* Given exercise
From the listing below, extract every line in which the word "JSON" appears.

Stored items:
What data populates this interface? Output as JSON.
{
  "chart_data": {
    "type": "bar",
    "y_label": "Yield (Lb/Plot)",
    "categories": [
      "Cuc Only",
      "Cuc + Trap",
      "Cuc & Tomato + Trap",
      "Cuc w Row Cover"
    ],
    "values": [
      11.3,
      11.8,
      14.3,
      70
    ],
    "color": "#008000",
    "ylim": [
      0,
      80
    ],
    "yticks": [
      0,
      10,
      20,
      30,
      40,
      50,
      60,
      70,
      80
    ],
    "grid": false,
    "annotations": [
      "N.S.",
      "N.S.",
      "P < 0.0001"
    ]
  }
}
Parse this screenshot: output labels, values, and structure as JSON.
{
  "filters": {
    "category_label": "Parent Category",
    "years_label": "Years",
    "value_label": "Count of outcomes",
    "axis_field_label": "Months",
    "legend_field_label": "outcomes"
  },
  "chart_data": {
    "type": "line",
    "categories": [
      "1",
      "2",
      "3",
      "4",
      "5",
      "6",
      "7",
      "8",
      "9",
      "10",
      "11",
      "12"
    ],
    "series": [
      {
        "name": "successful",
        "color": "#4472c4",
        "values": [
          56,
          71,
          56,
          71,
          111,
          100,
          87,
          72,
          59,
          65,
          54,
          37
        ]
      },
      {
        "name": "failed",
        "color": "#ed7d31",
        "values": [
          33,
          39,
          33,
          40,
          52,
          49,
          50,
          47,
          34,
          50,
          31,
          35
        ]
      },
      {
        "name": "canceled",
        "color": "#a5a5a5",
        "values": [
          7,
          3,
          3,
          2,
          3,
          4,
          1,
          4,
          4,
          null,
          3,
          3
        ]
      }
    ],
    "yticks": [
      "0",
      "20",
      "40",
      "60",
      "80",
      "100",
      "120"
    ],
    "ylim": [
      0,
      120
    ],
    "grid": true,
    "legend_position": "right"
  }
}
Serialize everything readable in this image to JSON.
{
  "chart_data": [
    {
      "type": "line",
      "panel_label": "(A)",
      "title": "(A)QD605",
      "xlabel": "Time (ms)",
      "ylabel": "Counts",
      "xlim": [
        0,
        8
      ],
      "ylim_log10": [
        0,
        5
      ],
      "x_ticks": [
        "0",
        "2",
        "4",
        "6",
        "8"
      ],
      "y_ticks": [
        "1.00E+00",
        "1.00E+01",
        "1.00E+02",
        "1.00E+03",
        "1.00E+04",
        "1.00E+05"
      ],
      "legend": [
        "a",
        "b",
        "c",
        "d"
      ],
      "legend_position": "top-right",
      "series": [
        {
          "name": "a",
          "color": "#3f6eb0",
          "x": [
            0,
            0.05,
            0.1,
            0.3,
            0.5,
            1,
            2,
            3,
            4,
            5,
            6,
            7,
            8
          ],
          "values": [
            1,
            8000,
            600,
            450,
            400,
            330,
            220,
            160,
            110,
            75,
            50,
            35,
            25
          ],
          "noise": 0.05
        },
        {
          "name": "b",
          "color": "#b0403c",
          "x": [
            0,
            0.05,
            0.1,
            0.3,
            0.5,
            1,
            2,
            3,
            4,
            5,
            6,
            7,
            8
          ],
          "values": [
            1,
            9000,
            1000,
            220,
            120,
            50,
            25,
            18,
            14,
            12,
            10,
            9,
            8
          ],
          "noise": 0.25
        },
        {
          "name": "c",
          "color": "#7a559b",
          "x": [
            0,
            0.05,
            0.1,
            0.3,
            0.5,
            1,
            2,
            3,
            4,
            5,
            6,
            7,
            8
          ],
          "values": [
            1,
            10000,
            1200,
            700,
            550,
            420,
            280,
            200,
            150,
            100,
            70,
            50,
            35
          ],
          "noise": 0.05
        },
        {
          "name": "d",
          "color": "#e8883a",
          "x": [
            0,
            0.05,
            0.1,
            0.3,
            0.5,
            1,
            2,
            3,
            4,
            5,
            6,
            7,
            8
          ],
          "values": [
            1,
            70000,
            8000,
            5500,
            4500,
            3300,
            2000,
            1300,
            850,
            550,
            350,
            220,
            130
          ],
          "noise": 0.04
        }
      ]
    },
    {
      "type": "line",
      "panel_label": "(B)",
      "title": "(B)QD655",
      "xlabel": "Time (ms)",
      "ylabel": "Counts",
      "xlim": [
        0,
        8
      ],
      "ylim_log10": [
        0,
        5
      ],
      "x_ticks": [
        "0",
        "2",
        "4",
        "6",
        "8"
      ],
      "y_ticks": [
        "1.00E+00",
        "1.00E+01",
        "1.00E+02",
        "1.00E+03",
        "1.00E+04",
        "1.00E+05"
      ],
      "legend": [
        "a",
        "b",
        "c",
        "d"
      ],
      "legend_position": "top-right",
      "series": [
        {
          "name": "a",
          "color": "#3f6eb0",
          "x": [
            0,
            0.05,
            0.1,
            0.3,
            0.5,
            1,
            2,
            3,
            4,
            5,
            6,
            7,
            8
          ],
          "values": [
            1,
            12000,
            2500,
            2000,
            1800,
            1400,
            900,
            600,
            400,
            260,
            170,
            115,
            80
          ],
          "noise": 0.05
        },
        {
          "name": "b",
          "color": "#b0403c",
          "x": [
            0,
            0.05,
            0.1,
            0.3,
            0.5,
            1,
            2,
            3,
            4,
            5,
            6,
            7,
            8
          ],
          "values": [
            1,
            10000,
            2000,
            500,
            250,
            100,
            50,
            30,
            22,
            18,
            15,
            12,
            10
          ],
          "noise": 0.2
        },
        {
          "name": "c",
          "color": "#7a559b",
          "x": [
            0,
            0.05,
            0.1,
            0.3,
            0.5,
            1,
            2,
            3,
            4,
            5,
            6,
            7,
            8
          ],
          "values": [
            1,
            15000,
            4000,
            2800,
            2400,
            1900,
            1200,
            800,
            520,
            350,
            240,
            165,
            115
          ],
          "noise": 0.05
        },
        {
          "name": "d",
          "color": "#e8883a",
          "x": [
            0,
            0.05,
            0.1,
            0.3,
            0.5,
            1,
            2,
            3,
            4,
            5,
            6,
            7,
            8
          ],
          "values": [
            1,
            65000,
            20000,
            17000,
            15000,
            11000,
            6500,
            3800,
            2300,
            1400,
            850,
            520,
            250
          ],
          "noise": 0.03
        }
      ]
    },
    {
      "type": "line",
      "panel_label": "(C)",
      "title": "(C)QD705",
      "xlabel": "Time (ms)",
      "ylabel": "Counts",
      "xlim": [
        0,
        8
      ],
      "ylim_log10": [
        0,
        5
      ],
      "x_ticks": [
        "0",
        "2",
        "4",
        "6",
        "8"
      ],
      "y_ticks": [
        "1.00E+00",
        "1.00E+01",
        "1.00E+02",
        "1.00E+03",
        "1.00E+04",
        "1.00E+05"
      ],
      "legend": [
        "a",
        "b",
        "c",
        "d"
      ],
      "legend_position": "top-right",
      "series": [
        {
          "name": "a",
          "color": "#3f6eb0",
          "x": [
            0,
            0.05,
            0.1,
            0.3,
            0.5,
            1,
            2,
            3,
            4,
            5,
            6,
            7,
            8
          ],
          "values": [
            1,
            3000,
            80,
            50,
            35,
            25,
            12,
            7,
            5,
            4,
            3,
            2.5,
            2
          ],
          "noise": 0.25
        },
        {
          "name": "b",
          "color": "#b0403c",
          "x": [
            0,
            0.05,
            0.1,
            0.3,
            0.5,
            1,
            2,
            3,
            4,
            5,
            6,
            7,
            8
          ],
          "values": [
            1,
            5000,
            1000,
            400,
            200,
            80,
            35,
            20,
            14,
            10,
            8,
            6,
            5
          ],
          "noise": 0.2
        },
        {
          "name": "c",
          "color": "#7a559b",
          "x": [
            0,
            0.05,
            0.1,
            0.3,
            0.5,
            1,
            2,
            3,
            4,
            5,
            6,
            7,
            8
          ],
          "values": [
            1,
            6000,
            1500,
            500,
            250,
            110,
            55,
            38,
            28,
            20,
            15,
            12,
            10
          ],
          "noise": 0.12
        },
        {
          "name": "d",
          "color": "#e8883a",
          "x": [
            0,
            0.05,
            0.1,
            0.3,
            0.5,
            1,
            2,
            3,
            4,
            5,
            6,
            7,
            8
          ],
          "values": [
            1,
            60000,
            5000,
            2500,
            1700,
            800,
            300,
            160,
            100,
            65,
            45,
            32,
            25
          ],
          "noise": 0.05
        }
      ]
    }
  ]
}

* Exercise output
What data populates this interface? Output as JSON.
Parse this screenshot: output labels, values, and structure as JSON.
Serialize everything readable in this image to JSON.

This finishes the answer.